# [Alternative gefunden]lxdm, fluxbox oder pam

## wuesti

Moin Moin,

nach dem letzten world-Update habe ich Effekte, die ich nicht erklären kann. Ähnlich dem veränderten Verhalten von notify-send funktioniert mein Fluxbox-Logout nicht mehr.

Es scheint am Loginmanager lxdm zu liegen. Beide Programme habe ich seit Monaten nicht angefasst.

```
qlop -gHv lxdm fluxbox

lxdm-0.4.1-r9: Tue Mar 18 19:21:52 2014: 21 seconds

lxdm-0.4.1-r9: Tue Mar 18 19:34:07 2014: 20 seconds

lxdm: 2 times

fluxbox-1.3.2: Tue Apr 15 16:28:40 2014: 1 minute, 43 seconds

fluxbox: 1 times
```

Der Fluxbox-Logout funktioniert, wenn ich den Fenstermanager mit startx starte. Mit der Anmeldung über lxdm bleibt fluxbox (lxdm?) hängen. Auch ein killall -9 fluxbox wirkt nicht. Nur /etc/init.d/xdm restart hilft.

----------------------------------------

# [Ihre Aufgabe]
Führen Sie den Forumsbeitrag zum hängenden Fluxbox-Logout unter lxdm im Anschluss an seinen letzten Satz fort. Die Daten haben mit dem Forumsbeitrag inhaltlich nichts zu tun.

# [Bereitgestellte Daten]
----------------------------------------

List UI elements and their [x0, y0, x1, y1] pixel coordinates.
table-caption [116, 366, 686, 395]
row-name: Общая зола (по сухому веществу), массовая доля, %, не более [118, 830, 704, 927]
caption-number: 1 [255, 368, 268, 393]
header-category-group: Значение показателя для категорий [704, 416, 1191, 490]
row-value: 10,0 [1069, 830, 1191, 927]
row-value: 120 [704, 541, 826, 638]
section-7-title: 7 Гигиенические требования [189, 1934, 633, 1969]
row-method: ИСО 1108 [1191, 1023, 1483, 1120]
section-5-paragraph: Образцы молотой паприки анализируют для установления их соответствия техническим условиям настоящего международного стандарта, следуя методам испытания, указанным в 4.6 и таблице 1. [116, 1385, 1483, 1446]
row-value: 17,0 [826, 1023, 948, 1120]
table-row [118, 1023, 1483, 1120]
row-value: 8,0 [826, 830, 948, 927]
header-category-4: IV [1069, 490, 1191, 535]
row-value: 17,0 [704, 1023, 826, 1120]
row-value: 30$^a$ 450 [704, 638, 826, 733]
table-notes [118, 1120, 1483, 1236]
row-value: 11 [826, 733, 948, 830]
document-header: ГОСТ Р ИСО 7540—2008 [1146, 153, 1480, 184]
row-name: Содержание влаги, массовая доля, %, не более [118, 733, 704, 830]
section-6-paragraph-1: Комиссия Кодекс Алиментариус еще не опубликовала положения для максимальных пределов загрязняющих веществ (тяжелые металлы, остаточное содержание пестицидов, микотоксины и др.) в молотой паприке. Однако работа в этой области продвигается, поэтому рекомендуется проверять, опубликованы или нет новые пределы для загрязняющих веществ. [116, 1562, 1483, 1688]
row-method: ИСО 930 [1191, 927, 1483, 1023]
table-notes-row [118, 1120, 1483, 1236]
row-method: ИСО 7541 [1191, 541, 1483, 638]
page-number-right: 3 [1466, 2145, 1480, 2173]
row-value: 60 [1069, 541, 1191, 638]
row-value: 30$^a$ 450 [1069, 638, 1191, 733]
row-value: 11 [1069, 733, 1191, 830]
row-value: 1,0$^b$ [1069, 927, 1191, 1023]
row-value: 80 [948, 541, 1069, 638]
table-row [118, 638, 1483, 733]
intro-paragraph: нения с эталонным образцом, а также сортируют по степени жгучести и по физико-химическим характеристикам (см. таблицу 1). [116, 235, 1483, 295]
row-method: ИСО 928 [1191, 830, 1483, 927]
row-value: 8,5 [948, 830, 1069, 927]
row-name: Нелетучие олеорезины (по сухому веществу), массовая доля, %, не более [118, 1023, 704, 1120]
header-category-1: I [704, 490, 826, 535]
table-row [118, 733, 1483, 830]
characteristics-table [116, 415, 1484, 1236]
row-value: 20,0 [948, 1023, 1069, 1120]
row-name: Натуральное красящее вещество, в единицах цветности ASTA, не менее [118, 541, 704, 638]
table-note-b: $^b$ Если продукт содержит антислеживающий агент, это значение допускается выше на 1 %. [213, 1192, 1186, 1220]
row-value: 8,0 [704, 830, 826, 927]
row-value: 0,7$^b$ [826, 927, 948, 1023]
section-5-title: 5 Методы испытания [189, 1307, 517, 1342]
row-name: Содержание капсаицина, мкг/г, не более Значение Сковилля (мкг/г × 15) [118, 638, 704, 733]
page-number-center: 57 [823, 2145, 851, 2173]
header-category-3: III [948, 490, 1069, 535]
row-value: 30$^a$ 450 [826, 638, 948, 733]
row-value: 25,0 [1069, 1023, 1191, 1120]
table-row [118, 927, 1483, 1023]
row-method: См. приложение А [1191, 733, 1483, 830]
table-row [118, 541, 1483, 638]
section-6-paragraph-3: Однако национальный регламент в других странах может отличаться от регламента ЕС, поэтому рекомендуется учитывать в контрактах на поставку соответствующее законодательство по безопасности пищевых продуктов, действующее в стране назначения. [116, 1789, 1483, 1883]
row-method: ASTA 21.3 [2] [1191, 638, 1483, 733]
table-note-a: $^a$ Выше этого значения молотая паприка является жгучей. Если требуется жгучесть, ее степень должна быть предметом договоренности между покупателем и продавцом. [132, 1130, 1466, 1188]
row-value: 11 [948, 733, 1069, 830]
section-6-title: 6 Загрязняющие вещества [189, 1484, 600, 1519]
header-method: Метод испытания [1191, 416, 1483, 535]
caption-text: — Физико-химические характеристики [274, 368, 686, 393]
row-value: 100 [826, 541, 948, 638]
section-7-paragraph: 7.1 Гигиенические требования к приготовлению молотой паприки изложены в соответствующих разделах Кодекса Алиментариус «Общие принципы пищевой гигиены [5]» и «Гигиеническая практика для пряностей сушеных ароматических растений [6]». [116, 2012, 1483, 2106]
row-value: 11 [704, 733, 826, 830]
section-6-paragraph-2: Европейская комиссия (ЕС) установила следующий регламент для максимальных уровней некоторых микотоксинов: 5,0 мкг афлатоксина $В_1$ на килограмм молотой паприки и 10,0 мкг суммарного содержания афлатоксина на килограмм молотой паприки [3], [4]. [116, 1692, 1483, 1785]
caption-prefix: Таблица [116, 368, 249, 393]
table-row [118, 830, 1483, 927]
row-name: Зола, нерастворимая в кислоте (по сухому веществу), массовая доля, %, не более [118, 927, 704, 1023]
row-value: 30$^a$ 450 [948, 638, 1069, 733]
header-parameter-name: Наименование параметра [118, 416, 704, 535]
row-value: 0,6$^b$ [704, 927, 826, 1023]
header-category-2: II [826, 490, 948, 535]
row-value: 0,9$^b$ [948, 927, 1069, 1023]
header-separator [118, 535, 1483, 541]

----------------------------------------

# [Ergebnis der Aufgabe]
```
ps axu | grep flux

kai       3518  0.0  0.0      0     0 ?        Zs   19:09   0:00 [fluxbox] <defunct>
```

Für die Anmeldung und Abmeldung zeigt /var/log/messages:

```
Jul 28 19:36:59 kais_quad lxdm-binary: PAM unable to dlopen(/lib64/security/pam_selinux.so): /lib64/security/pam_selinux.so: cannot open shared object file: No such file or directory

Jul 28 19:36:59 kais_quad lxdm-binary: PAM adding faulty module: /lib64/security/pam_selinux.so

Jul 28 19:36:59 kais_quad lxdm-binary: pam_unix(lxdm:session): session opened for user kai by (uid=0)

Jul 28 19:37:55 kais_quad lxdm-binary: pam_unix(lxdm:session): session closed for user kai
```

Kann jemand helfen?

Vielen Dank

Wüsti

----------

## wuesti

Auch das  ArchWiki brachte nichts. Ich bin auf LightDM umgestiegen.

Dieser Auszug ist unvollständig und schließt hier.